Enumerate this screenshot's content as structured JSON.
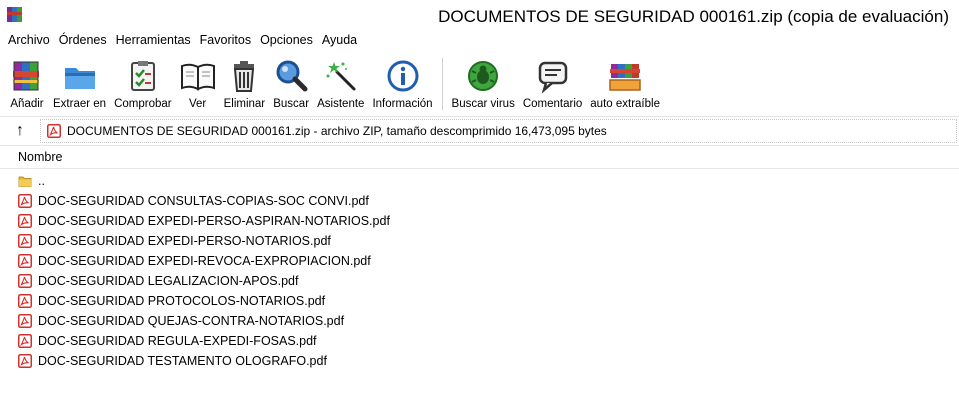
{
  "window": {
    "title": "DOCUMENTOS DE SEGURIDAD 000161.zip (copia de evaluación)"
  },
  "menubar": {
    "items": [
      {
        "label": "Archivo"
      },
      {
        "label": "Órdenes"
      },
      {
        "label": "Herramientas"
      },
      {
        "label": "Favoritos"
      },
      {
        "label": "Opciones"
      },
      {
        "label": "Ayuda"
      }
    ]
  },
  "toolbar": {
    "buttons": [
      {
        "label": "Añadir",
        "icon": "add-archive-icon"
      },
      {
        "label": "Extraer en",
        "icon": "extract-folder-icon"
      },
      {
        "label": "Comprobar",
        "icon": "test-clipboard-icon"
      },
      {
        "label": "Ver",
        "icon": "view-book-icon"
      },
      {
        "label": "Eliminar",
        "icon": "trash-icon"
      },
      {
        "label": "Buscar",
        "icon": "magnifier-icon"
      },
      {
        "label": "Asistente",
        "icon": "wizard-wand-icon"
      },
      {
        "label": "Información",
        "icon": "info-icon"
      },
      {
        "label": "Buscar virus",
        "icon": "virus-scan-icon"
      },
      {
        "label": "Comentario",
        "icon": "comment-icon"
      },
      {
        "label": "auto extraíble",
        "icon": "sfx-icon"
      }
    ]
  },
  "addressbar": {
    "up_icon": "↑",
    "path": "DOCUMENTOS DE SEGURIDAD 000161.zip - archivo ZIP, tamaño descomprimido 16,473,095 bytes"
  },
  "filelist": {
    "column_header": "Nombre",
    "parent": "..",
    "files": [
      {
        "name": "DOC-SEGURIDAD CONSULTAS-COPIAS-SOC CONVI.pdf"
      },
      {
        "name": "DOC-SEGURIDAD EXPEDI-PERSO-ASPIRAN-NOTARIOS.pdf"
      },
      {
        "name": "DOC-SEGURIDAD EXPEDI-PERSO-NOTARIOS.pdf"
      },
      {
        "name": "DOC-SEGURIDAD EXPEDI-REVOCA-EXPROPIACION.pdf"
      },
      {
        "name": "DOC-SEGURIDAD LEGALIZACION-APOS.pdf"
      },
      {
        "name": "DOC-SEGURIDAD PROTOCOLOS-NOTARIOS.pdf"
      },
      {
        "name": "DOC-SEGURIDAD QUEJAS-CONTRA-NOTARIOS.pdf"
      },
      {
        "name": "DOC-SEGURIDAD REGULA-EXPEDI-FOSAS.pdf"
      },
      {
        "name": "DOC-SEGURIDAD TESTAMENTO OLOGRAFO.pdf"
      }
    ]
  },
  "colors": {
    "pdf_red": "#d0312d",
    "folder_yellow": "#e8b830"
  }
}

**How to complete this task:** Word for word, write out the full listing, leaving the pictures aside.

**Solution below:**
Enumerate this screenshot's content as structured JSON.
{
  "window": {
    "title": "DOCUMENTOS DE SEGURIDAD 000161.zip (copia de evaluación)"
  },
  "menubar": {
    "items": [
      {
        "label": "Archivo"
      },
      {
        "label": "Órdenes"
      },
      {
        "label": "Herramientas"
      },
      {
        "label": "Favoritos"
      },
      {
        "label": "Opciones"
      },
      {
        "label": "Ayuda"
      }
    ]
  },
  "toolbar": {
    "buttons": [
      {
        "label": "Añadir",
        "icon": "add-archive-icon"
      },
      {
        "label": "Extraer en",
        "icon": "extract-folder-icon"
      },
      {
        "label": "Comprobar",
        "icon": "test-clipboard-icon"
      },
      {
        "label": "Ver",
        "icon": "view-book-icon"
      },
      {
        "label": "Eliminar",
        "icon": "trash-icon"
      },
      {
        "label": "Buscar",
        "icon": "magnifier-icon"
      },
      {
        "label": "Asistente",
        "icon": "wizard-wand-icon"
      },
      {
        "label": "Información",
        "icon": "info-icon"
      },
      {
        "label": "Buscar virus",
        "icon": "virus-scan-icon"
      },
      {
        "label": "Comentario",
        "icon": "comment-icon"
      },
      {
        "label": "auto extraíble",
        "icon": "sfx-icon"
      }
    ]
  },
  "addressbar": {
    "up_icon": "↑",
    "path": "DOCUMENTOS DE SEGURIDAD 000161.zip - archivo ZIP, tamaño descomprimido 16,473,095 bytes"
  },
  "filelist": {
    "column_header": "Nombre",
    "parent": "..",
    "files": [
      {
        "name": "DOC-SEGURIDAD CONSULTAS-COPIAS-SOC CONVI.pdf"
      },
      {
        "name": "DOC-SEGURIDAD EXPEDI-PERSO-ASPIRAN-NOTARIOS.pdf"
      },
      {
        "name": "DOC-SEGURIDAD EXPEDI-PERSO-NOTARIOS.pdf"
      },
      {
        "name": "DOC-SEGURIDAD EXPEDI-REVOCA-EXPROPIACION.pdf"
      },
      {
        "name": "DOC-SEGURIDAD LEGALIZACION-APOS.pdf"
      },
      {
        "name": "DOC-SEGURIDAD PROTOCOLOS-NOTARIOS.pdf"
      },
      {
        "name": "DOC-SEGURIDAD QUEJAS-CONTRA-NOTARIOS.pdf"
      },
      {
        "name": "DOC-SEGURIDAD REGULA-EXPEDI-FOSAS.pdf"
      },
      {
        "name": "DOC-SEGURIDAD TESTAMENTO OLOGRAFO.pdf"
      }
    ]
  },
  "colors": {
    "pdf_red": "#d0312d",
    "folder_yellow": "#e8b830"
  }
}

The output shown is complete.